— begin Data to use —

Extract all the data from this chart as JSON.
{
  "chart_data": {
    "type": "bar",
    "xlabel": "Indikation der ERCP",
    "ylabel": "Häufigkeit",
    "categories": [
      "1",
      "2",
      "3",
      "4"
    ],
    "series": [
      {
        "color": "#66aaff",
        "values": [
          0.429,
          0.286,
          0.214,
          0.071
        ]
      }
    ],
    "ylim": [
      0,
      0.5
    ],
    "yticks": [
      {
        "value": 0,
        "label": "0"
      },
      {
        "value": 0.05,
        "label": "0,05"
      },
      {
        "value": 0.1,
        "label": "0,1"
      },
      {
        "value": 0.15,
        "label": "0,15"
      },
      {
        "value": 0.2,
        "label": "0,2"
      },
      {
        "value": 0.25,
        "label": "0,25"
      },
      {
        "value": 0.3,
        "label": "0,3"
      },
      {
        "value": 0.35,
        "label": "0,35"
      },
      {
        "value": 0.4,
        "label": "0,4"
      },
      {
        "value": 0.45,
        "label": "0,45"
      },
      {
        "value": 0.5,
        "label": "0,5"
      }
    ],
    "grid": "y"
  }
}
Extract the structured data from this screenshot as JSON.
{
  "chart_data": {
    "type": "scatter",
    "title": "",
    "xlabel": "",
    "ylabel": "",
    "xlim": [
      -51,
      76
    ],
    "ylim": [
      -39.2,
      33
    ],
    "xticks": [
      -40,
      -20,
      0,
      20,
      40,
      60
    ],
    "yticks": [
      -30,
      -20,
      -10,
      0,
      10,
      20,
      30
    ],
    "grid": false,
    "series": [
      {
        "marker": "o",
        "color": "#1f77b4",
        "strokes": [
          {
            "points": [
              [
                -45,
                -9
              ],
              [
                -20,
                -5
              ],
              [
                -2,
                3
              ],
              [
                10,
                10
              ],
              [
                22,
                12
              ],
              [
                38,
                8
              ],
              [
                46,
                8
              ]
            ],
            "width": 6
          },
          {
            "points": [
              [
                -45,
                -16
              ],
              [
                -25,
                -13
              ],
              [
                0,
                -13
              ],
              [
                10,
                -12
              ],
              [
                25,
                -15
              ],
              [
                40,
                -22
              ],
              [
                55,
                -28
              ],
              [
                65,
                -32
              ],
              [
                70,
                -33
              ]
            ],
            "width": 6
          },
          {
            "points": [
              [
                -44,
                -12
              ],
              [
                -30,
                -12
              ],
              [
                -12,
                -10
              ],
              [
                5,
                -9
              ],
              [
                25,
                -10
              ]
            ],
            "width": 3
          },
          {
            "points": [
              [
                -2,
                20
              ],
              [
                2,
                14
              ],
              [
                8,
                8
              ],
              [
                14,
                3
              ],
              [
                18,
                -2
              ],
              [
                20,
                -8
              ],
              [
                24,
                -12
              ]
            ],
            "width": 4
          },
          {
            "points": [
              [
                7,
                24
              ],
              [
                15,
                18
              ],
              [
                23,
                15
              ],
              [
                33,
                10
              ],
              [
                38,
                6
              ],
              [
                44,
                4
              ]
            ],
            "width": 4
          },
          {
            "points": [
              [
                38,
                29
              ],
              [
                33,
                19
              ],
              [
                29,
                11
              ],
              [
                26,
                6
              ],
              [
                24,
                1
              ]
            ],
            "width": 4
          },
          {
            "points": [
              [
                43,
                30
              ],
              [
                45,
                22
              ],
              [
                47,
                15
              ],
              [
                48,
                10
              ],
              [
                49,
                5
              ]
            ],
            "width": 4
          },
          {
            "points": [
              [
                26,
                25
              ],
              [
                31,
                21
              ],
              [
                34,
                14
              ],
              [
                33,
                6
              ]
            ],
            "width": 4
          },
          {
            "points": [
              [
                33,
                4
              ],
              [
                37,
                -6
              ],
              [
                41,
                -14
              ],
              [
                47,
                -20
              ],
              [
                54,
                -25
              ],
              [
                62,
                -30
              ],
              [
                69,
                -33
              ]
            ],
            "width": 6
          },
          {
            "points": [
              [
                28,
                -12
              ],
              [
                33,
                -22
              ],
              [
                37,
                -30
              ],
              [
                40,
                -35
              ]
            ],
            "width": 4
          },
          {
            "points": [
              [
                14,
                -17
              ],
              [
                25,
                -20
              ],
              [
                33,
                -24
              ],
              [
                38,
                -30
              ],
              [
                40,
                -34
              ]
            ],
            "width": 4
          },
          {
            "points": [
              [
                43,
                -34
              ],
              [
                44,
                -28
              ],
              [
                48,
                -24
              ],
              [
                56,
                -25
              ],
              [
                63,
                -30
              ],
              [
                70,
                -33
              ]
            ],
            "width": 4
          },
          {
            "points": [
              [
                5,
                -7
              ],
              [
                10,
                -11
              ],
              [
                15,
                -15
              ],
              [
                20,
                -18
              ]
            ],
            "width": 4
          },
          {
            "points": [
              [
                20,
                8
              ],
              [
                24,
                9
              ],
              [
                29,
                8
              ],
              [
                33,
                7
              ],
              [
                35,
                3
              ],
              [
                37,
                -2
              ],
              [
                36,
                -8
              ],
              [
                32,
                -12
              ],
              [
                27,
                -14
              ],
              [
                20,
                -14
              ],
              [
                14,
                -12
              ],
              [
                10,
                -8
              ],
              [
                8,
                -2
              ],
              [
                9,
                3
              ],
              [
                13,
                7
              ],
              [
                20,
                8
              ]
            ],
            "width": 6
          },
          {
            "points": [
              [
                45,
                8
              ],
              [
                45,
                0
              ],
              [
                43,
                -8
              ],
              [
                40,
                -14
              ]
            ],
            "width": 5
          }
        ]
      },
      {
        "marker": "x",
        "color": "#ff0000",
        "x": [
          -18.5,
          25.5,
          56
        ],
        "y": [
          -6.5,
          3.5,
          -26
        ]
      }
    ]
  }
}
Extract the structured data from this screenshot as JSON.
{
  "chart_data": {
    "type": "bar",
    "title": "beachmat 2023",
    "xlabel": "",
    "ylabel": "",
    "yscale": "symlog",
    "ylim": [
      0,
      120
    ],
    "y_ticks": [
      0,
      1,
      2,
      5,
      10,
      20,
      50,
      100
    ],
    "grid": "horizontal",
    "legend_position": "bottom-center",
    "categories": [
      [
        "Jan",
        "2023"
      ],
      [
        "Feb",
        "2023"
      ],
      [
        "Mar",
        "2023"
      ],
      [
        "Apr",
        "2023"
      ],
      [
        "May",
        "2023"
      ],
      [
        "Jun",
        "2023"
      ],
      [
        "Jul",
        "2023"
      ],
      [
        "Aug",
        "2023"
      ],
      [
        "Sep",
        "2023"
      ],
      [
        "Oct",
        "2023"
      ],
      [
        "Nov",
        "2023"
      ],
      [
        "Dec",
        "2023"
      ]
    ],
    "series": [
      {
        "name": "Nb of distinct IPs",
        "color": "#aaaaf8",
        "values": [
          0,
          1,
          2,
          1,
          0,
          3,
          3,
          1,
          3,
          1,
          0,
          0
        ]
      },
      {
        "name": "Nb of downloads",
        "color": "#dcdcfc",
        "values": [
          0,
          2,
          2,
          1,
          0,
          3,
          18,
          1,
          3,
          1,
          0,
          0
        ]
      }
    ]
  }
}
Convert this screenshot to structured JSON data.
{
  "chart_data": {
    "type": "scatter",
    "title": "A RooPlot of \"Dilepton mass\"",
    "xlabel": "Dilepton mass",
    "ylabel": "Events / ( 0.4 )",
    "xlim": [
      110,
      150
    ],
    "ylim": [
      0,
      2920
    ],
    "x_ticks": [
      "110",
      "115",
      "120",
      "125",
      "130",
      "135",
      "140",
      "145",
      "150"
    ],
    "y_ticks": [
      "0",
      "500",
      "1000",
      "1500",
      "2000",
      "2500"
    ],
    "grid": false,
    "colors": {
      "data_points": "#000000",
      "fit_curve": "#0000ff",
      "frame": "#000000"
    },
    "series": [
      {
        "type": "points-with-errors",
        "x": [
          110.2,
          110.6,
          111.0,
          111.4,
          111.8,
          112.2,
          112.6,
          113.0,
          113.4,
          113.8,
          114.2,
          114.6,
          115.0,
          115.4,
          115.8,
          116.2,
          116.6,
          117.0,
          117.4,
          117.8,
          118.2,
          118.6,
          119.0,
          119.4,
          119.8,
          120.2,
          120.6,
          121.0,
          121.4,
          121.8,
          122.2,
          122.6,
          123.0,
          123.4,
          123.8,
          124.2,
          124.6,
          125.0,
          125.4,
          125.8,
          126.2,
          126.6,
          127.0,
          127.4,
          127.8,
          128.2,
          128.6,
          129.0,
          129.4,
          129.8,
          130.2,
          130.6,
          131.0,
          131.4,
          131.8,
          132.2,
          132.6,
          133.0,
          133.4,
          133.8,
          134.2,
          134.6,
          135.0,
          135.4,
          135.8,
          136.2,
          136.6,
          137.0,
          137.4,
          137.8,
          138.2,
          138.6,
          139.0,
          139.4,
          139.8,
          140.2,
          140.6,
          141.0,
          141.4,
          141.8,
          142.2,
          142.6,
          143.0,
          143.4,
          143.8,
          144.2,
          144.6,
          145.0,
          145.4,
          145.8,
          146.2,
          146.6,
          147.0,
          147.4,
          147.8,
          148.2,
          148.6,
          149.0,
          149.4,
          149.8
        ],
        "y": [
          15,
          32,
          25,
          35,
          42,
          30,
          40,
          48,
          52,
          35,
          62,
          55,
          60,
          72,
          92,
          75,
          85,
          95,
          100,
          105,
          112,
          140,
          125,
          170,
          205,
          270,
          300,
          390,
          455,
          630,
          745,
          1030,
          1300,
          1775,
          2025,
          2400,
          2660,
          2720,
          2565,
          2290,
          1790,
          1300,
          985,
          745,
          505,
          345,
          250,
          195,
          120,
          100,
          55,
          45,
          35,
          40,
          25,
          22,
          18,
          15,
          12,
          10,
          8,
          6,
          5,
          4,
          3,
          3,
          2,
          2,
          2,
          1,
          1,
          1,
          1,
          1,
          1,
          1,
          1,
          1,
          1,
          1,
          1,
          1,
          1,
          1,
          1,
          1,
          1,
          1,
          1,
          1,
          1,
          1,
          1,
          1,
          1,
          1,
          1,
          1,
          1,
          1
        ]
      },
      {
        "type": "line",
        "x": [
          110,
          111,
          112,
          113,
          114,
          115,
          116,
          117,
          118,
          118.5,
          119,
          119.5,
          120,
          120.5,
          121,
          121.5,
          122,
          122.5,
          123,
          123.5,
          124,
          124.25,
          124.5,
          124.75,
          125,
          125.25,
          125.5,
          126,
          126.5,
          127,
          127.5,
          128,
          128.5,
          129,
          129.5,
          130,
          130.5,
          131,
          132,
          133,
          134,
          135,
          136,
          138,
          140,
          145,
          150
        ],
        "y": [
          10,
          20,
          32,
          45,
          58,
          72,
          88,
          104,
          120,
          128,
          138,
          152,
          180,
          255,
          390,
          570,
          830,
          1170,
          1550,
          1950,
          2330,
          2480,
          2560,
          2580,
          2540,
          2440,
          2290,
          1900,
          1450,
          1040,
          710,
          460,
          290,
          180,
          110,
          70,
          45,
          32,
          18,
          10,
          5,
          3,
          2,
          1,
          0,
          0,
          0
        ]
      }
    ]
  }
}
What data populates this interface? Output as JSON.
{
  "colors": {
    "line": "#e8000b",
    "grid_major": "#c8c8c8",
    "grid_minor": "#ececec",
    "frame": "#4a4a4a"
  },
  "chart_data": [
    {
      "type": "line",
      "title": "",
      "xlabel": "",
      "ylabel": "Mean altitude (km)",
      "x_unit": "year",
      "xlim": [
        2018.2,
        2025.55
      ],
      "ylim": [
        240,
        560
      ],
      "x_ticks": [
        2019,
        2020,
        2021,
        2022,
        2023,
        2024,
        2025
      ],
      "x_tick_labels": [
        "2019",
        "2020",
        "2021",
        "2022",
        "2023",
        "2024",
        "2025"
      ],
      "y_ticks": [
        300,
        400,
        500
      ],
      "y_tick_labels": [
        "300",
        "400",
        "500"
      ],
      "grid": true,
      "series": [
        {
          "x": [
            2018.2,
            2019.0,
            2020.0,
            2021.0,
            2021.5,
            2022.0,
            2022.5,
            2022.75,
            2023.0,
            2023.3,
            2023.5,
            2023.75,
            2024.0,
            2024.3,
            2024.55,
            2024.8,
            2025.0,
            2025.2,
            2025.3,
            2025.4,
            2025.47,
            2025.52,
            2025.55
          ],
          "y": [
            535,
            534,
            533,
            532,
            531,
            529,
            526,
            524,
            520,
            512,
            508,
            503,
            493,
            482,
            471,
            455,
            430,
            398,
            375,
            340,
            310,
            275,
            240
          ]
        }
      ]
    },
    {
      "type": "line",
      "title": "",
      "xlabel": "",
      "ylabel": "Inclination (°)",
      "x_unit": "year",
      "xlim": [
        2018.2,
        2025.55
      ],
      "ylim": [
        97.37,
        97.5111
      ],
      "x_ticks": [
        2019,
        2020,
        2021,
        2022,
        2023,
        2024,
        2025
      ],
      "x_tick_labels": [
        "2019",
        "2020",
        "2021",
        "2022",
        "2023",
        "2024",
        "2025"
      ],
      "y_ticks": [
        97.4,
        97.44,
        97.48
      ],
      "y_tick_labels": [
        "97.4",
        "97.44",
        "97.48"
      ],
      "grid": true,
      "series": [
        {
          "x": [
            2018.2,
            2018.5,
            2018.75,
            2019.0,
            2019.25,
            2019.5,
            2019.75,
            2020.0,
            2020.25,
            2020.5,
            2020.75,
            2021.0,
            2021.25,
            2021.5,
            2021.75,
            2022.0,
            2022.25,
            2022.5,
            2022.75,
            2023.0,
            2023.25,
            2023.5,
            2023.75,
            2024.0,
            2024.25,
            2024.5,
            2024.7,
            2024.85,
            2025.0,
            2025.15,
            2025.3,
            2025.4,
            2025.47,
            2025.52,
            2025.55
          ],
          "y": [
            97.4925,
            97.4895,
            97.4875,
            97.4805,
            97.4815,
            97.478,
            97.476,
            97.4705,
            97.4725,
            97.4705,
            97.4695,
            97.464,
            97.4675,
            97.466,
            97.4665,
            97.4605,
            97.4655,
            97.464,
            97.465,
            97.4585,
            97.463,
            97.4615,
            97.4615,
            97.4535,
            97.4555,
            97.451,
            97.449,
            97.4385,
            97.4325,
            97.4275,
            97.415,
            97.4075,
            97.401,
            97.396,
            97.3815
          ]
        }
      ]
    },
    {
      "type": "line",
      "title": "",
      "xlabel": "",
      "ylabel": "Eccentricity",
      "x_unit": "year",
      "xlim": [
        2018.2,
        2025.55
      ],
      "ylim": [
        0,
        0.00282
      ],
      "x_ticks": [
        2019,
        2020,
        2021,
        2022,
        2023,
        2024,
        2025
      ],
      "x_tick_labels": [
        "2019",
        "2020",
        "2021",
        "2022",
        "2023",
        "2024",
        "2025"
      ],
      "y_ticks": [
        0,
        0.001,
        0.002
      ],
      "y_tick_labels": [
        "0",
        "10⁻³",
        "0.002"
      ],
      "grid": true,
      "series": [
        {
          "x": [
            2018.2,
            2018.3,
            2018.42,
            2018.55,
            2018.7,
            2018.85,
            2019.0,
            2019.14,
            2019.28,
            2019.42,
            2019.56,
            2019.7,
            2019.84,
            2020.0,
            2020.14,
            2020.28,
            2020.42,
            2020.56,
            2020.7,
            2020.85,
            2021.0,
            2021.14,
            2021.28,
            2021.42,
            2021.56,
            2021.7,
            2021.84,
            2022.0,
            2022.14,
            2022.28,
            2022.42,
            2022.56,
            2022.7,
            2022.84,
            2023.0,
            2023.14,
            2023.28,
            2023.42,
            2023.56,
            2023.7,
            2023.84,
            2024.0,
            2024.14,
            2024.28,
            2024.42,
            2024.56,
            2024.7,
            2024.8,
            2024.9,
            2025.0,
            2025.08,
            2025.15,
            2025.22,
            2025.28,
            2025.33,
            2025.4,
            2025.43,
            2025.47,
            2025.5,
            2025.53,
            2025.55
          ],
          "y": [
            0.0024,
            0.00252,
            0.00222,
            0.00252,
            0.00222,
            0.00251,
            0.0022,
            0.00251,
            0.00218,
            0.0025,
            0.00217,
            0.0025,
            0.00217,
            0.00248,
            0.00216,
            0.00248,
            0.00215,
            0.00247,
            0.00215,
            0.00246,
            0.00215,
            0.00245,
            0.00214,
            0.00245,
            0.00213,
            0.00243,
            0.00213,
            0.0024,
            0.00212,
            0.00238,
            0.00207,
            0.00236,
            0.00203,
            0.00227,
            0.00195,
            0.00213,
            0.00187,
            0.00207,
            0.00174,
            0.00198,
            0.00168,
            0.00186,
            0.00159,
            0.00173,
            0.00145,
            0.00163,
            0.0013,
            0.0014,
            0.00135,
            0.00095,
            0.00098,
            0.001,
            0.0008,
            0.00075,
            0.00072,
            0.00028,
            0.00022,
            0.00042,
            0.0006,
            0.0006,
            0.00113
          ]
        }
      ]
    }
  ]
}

— end Data to use —

**Aim of the exercise**: In the listing above, find each line with the word "JSON" and copy it.

**Result of the task**:
Extract all the data from this chart as JSON.
Extract the structured data from this screenshot as JSON.
Extract the structured data from this screenshot as JSON.
Convert this screenshot to structured JSON data.
What data populates this interface? Output as JSON.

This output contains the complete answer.